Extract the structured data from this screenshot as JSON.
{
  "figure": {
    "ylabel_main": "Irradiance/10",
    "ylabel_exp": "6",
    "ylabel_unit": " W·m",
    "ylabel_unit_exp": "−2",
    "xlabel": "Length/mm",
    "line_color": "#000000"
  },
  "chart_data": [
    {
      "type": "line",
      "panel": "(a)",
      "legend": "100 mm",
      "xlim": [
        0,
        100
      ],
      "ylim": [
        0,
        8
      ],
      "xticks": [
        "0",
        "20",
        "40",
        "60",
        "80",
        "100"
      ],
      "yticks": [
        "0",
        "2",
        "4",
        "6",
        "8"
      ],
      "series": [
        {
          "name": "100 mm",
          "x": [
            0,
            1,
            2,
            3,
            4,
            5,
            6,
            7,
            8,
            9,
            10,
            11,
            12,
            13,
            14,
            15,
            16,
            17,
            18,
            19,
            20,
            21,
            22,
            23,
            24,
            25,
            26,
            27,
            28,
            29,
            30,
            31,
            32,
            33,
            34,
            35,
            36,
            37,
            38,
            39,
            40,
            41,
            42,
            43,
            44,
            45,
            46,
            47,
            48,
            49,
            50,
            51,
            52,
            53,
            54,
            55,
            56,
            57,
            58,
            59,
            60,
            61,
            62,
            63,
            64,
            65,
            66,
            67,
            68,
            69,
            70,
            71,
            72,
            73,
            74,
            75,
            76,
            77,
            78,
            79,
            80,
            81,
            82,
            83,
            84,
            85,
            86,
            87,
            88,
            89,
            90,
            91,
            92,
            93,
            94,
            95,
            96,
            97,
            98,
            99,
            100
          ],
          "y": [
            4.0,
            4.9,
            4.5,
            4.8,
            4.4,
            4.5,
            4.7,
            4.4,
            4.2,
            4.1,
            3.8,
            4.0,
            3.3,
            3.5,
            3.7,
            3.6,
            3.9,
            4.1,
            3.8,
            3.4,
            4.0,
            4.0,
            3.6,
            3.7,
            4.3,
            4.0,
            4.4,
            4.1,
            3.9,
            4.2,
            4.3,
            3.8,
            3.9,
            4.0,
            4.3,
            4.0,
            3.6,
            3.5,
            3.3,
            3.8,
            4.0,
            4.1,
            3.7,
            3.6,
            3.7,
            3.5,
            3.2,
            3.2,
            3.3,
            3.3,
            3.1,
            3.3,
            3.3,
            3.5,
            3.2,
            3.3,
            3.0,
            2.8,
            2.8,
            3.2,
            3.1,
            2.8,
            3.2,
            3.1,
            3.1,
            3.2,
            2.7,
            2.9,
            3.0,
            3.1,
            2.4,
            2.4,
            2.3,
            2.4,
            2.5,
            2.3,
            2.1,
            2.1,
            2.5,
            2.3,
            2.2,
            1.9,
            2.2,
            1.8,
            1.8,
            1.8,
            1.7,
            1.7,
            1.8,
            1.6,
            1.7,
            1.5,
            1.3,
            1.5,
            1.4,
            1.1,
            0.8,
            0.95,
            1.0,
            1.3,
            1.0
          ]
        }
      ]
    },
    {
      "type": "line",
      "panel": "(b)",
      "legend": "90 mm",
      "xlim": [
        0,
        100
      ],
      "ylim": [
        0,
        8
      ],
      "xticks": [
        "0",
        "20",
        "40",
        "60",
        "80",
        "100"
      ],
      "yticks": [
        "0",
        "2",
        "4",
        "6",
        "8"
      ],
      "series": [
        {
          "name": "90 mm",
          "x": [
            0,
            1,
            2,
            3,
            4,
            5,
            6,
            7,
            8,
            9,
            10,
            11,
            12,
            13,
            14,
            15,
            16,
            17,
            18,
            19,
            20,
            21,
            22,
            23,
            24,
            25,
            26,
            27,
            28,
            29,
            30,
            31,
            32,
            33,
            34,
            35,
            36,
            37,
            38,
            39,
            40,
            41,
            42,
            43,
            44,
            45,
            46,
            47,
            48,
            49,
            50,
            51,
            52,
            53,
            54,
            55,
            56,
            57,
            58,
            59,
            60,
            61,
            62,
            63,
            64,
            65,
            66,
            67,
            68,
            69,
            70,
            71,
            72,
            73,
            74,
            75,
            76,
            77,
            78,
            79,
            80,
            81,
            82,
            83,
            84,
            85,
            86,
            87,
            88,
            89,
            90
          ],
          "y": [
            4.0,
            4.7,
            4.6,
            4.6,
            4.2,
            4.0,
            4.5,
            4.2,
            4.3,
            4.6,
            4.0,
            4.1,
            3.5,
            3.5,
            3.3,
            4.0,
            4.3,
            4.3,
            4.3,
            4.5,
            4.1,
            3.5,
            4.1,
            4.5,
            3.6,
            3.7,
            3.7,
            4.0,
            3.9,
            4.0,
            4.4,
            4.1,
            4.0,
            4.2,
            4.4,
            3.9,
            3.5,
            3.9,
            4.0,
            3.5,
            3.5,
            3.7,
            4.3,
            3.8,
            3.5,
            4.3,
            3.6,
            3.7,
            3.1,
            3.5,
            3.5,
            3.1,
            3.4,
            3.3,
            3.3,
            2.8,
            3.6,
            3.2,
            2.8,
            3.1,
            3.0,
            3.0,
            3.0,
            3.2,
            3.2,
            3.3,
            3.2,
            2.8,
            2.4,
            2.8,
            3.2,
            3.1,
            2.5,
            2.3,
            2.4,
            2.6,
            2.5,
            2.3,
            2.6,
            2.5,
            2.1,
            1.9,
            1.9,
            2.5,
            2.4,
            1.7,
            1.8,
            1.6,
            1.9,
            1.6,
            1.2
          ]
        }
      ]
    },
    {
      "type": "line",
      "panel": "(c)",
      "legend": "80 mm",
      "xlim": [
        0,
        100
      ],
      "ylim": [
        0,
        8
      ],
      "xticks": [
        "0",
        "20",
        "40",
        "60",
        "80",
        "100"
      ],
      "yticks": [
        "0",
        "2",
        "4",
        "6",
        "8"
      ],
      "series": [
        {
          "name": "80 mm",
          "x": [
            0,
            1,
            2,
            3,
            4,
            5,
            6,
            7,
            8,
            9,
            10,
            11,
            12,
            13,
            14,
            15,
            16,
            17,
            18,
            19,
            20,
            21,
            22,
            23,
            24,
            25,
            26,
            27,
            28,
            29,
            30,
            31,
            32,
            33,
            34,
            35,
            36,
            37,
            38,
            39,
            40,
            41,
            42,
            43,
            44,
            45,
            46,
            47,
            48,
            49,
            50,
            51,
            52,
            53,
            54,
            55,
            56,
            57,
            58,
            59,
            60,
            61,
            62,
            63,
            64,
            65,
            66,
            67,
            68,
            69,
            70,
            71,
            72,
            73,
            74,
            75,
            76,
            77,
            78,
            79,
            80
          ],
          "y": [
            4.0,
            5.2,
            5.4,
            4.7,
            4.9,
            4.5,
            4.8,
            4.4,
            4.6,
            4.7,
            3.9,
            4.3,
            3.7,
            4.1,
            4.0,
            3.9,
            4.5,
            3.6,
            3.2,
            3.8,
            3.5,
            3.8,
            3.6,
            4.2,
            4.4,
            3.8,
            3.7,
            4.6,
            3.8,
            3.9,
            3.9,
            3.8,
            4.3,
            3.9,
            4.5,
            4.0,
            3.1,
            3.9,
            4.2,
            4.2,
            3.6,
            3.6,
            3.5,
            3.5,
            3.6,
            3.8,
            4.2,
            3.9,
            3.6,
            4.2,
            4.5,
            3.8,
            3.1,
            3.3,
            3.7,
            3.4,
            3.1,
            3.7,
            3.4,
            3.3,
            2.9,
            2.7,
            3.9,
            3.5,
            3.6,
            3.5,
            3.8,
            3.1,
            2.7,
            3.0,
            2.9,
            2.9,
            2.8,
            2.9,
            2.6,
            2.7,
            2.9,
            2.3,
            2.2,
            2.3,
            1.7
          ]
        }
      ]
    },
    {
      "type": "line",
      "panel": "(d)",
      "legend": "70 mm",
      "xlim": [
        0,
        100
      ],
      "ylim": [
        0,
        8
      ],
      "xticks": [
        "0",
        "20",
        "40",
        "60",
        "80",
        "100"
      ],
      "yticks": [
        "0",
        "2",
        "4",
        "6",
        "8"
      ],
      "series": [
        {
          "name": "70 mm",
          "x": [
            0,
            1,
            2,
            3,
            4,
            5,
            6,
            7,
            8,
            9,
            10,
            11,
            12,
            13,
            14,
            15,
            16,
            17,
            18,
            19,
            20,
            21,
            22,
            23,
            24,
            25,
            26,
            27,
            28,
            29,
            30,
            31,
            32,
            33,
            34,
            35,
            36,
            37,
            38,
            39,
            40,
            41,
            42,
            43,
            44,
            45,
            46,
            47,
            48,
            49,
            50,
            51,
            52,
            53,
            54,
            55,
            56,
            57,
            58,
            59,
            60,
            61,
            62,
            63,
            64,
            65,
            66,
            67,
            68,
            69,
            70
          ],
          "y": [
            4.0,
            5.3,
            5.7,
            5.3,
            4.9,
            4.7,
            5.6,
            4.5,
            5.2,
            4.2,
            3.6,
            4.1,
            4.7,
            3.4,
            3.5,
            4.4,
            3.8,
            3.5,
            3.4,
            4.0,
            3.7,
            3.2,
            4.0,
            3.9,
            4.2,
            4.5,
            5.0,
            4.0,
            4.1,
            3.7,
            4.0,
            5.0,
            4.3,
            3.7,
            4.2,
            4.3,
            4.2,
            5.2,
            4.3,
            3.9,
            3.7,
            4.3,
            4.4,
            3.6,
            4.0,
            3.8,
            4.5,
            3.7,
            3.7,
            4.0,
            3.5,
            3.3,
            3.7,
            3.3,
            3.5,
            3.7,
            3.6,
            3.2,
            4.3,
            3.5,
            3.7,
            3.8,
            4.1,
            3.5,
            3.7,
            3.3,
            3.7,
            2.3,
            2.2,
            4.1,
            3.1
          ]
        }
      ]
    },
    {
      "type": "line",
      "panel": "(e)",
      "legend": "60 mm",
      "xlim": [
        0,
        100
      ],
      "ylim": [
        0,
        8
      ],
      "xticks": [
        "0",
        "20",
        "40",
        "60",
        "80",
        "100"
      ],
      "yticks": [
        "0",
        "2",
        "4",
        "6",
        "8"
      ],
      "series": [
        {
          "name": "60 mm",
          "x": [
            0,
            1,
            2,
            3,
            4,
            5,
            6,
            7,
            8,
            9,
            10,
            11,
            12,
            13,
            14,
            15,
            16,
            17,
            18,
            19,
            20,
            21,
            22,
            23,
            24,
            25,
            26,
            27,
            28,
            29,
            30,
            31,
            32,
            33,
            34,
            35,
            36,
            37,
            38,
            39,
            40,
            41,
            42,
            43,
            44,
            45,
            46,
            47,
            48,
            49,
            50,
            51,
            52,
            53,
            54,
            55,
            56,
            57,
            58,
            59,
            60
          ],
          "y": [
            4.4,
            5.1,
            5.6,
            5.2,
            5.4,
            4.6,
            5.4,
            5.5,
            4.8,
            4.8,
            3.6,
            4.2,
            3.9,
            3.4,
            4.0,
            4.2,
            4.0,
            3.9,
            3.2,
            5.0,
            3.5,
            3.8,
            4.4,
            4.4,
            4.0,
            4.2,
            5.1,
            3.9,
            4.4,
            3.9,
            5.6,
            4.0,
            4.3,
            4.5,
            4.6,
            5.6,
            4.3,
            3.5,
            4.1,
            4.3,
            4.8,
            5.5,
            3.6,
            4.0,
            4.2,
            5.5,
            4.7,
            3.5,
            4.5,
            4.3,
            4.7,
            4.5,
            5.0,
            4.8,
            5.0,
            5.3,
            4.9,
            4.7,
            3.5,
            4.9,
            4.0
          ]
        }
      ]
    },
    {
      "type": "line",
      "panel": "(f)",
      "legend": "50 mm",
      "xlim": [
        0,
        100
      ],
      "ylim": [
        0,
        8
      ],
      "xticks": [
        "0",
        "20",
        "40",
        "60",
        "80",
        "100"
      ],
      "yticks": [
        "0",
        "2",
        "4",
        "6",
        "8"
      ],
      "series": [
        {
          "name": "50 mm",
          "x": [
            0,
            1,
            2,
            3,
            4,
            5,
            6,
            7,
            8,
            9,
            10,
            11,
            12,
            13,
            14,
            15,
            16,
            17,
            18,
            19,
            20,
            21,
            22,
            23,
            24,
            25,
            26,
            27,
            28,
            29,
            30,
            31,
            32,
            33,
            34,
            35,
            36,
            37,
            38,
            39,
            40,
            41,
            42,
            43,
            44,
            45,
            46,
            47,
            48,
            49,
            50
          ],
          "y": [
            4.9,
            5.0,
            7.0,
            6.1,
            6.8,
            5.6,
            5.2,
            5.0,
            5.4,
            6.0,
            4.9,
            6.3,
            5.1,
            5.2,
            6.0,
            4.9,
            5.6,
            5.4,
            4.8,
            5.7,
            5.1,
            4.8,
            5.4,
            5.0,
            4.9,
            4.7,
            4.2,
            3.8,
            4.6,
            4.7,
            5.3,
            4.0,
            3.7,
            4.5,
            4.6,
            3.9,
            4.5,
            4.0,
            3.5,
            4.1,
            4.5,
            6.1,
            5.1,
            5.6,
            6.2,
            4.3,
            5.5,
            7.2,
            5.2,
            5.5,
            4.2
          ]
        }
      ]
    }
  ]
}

__The task__.
In the lines above, locate the string "legend". Copy every line where it occurs.

__Written solution__.
      "legend": "100 mm",
      "legend": "90 mm",
      "legend": "80 mm",
      "legend": "70 mm",
      "legend": "60 mm",
      "legend": "50 mm",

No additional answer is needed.